**EXERCISE AIM:** In the entries below, count every line containing "tizimlaridagi". Return the number and nothing else.

Data records:
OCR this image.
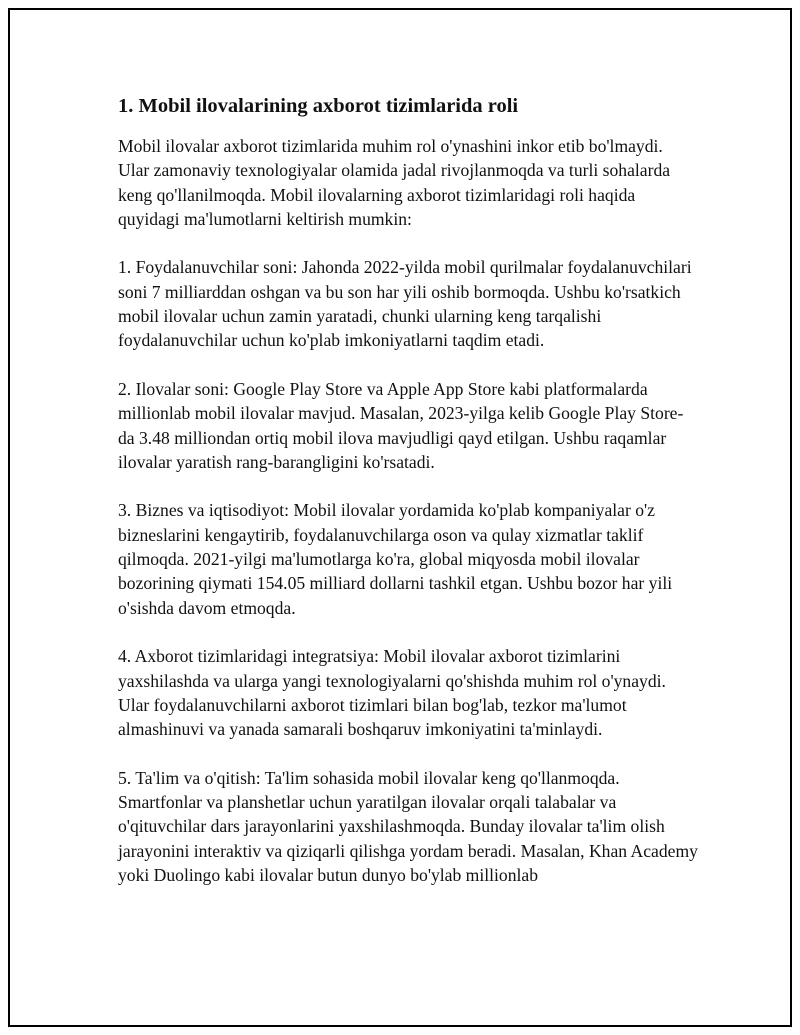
1. Mobil ilovalarining axborot tizimlarida roli

Mobil ilovalar axborot tizimlarida muhim rol o'ynashini inkor etib bo'lmaydi. Ular zamonaviy texnologiyalar olamida jadal rivojlanmoqda va turli sohalarda keng qo'llanilmoqda. Mobil ilovalarning axborot tizimlaridagi roli haqida quyidagi ma'lumotlarni keltirish mumkin:

1. Foydalanuvchilar soni: Jahonda 2022-yilda mobil qurilmalar foydalanuvchilari soni 7 milliarddan oshgan va bu son har yili oshib bormoqda. Ushbu ko'rsatkich mobil ilovalar uchun zamin yaratadi, chunki ularning keng tarqalishi foydalanuvchilar uchun ko'plab imkoniyatlarni taqdim etadi.

2. Ilovalar soni: Google Play Store va Apple App Store kabi platformalarda millionlab mobil ilovalar mavjud. Masalan, 2023-yilga kelib Google Play Store-da 3.48 milliondan ortiq mobil ilova mavjudligi qayd etilgan. Ushbu raqamlar ilovalar yaratish rang-barangligini ko'rsatadi.

3. Biznes va iqtisodiyot: Mobil ilovalar yordamida ko'plab kompaniyalar o'z bizneslarini kengaytirib, foydalanuvchilarga oson va qulay xizmatlar taklif qilmoqda. 2021-yilgi ma'lumotlarga ko'ra, global miqyosda mobil ilovalar bozorining qiymati 154.05 milliard dollarni tashkil etgan. Ushbu bozor har yili o'sishda davom etmoqda.

4. Axborot tizimlaridagi integratsiya: Mobil ilovalar axborot tizimlarini yaxshilashda va ularga yangi texnologiyalarni qo'shishda muhim rol o'ynaydi. Ular foydalanuvchilarni axborot tizimlari bilan bog'lab, tezkor ma'lumot almashinuvi va yanada samarali boshqaruv imkoniyatini ta'minlaydi.

5. Ta'lim va o'qitish: Ta'lim sohasida mobil ilovalar keng qo'llanmoqda. Smartfonlar va planshetlar uchun yaratilgan ilovalar orqali talabalar va o'qituvchilar dars jarayonlarini yaxshilashmoqda. Bunday ilovalar ta'lim olish jarayonini interaktiv va qiziqarli qilishga yordam beradi. Masalan, Khan Academy yoki Duolingo kabi ilovalar butun dunyo bo'ylab millionlab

**WORKED SOLUTION:** 2